Exercise prompt
Locate each line with the string "name" in the listing below and copy it.

————

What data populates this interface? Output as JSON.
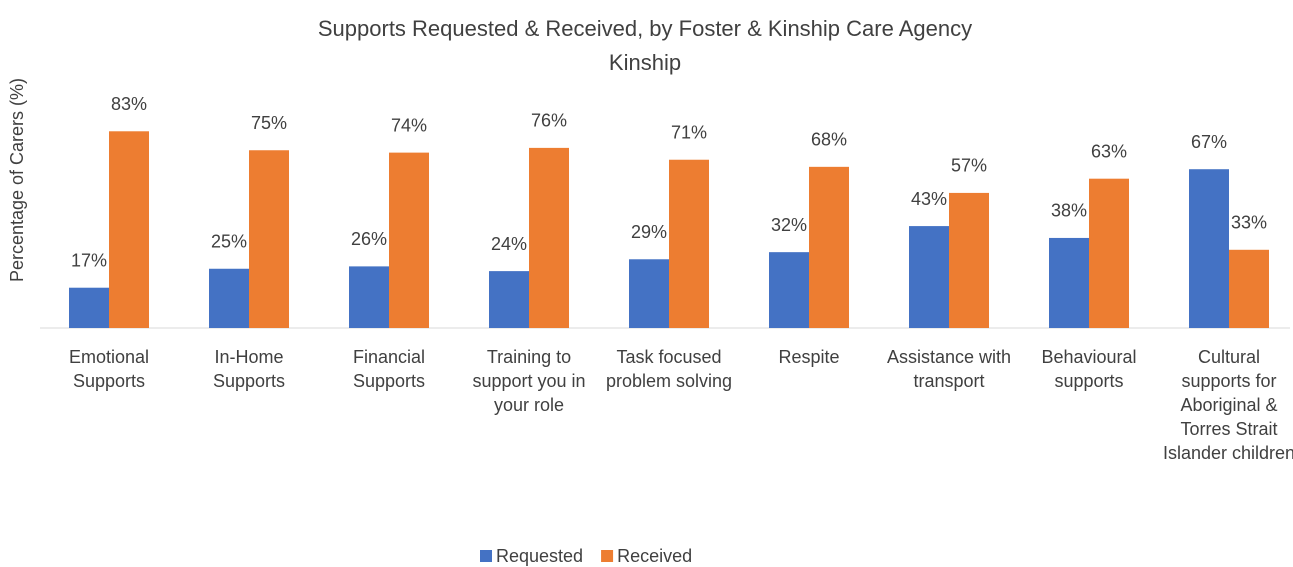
{
  "chart_data": {
    "type": "bar",
    "title": "Supports Requested & Received, by Foster & Kinship Care Agency",
    "subtitle": "Kinship",
    "y_label": "Percentage of Carers (%)",
    "categories": [
      "Emotional Supports",
      "In-Home Supports",
      "Financial Supports",
      "Training to support you in your role",
      "Task focused problem solving",
      "Respite",
      "Assistance with transport",
      "Behavioural supports",
      "Cultural supports for Aboriginal & Torres Strait Islander children"
    ],
    "series": [
      {
        "name": "Requested",
        "color": "#4472c4",
        "values": [
          17,
          25,
          26,
          24,
          29,
          32,
          43,
          38,
          67
        ],
        "value_labels": [
          "17%",
          "25%",
          "26%",
          "24%",
          "29%",
          "32%",
          "43%",
          "38%",
          "67%"
        ]
      },
      {
        "name": "Received",
        "color": "#ed7d31",
        "values": [
          83,
          75,
          74,
          76,
          71,
          68,
          57,
          63,
          33
        ],
        "value_labels": [
          "83%",
          "75%",
          "74%",
          "76%",
          "71%",
          "68%",
          "57%",
          "63%",
          "33%"
        ]
      }
    ],
    "ylim": [
      0,
      100
    ]
  }
}
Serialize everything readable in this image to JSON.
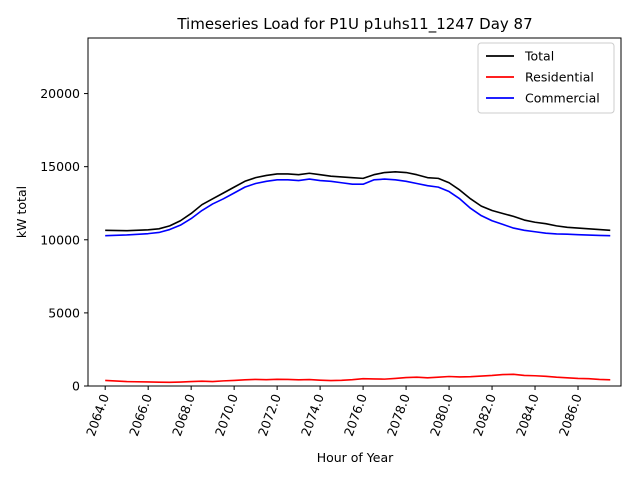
{
  "chart_data": {
    "type": "line",
    "title": "Timeseries Load for P1U p1uhs11_1247  Day 87",
    "xlabel": "Hour of Year",
    "ylabel": "kW total",
    "xlim": [
      2063.2,
      2088.0
    ],
    "ylim": [
      0,
      23800
    ],
    "xticks": [
      2064,
      2066,
      2068,
      2070,
      2072,
      2074,
      2076,
      2078,
      2080,
      2082,
      2084,
      2086
    ],
    "xtick_labels": [
      "2064.0",
      "2066.0",
      "2068.0",
      "2070.0",
      "2072.0",
      "2074.0",
      "2076.0",
      "2078.0",
      "2080.0",
      "2082.0",
      "2084.0",
      "2086.0"
    ],
    "yticks": [
      0,
      5000,
      10000,
      15000,
      20000
    ],
    "ytick_labels": [
      "0",
      "5000",
      "10000",
      "15000",
      "20000"
    ],
    "legend_position": "top-right",
    "series": [
      {
        "name": "Total",
        "color": "#000000",
        "x": [
          2064,
          2065,
          2066,
          2066.5,
          2067,
          2067.5,
          2068,
          2068.5,
          2069,
          2069.5,
          2070,
          2070.5,
          2071,
          2071.5,
          2072,
          2072.5,
          2073,
          2073.5,
          2074,
          2074.5,
          2075,
          2075.5,
          2076,
          2076.5,
          2077,
          2077.5,
          2078,
          2078.5,
          2079,
          2079.5,
          2080,
          2080.5,
          2081,
          2081.5,
          2082,
          2082.5,
          2083,
          2083.5,
          2084,
          2084.5,
          2085,
          2085.5,
          2086,
          2086.5,
          2087,
          2087.5
        ],
        "values": [
          10650,
          10620,
          10680,
          10750,
          10950,
          11300,
          11800,
          12400,
          12800,
          13200,
          13600,
          14000,
          14250,
          14400,
          14500,
          14500,
          14450,
          14550,
          14450,
          14350,
          14300,
          14250,
          14200,
          14450,
          14600,
          14650,
          14600,
          14450,
          14250,
          14200,
          13900,
          13400,
          12800,
          12300,
          12000,
          11800,
          11600,
          11350,
          11200,
          11100,
          10950,
          10850,
          10800,
          10750,
          10700,
          10650
        ]
      },
      {
        "name": "Residential",
        "color": "#ff0000",
        "x": [
          2064,
          2065,
          2066,
          2066.5,
          2067,
          2067.5,
          2068,
          2068.5,
          2069,
          2069.5,
          2070,
          2070.5,
          2071,
          2071.5,
          2072,
          2072.5,
          2073,
          2073.5,
          2074,
          2074.5,
          2075,
          2075.5,
          2076,
          2076.5,
          2077,
          2077.5,
          2078,
          2078.5,
          2079,
          2079.5,
          2080,
          2080.5,
          2081,
          2081.5,
          2082,
          2082.5,
          2083,
          2083.5,
          2084,
          2084.5,
          2085,
          2085.5,
          2086,
          2086.5,
          2087,
          2087.5
        ],
        "values": [
          380,
          300,
          280,
          260,
          250,
          270,
          300,
          330,
          300,
          350,
          380,
          420,
          450,
          430,
          460,
          450,
          420,
          440,
          400,
          370,
          390,
          430,
          500,
          480,
          470,
          520,
          580,
          600,
          560,
          600,
          650,
          620,
          640,
          680,
          720,
          780,
          800,
          720,
          700,
          660,
          600,
          560,
          520,
          500,
          450,
          420
        ]
      },
      {
        "name": "Commercial",
        "color": "#0000ff",
        "x": [
          2064,
          2065,
          2066,
          2066.5,
          2067,
          2067.5,
          2068,
          2068.5,
          2069,
          2069.5,
          2070,
          2070.5,
          2071,
          2071.5,
          2072,
          2072.5,
          2073,
          2073.5,
          2074,
          2074.5,
          2075,
          2075.5,
          2076,
          2076.5,
          2077,
          2077.5,
          2078,
          2078.5,
          2079,
          2079.5,
          2080,
          2080.5,
          2081,
          2081.5,
          2082,
          2082.5,
          2083,
          2083.5,
          2084,
          2084.5,
          2085,
          2085.5,
          2086,
          2086.5,
          2087,
          2087.5
        ],
        "values": [
          10280,
          10330,
          10420,
          10500,
          10700,
          11000,
          11450,
          12000,
          12450,
          12800,
          13200,
          13600,
          13850,
          14000,
          14100,
          14100,
          14050,
          14150,
          14050,
          14000,
          13900,
          13800,
          13800,
          14100,
          14150,
          14100,
          14000,
          13850,
          13700,
          13600,
          13300,
          12800,
          12150,
          11650,
          11300,
          11050,
          10800,
          10650,
          10550,
          10450,
          10400,
          10380,
          10350,
          10320,
          10300,
          10280
        ]
      }
    ]
  }
}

————

Finished task
        "name": "Requested",
        "name": "Received",
        "name": "Total",
        "name": "Residential",
        "name": "Commercial",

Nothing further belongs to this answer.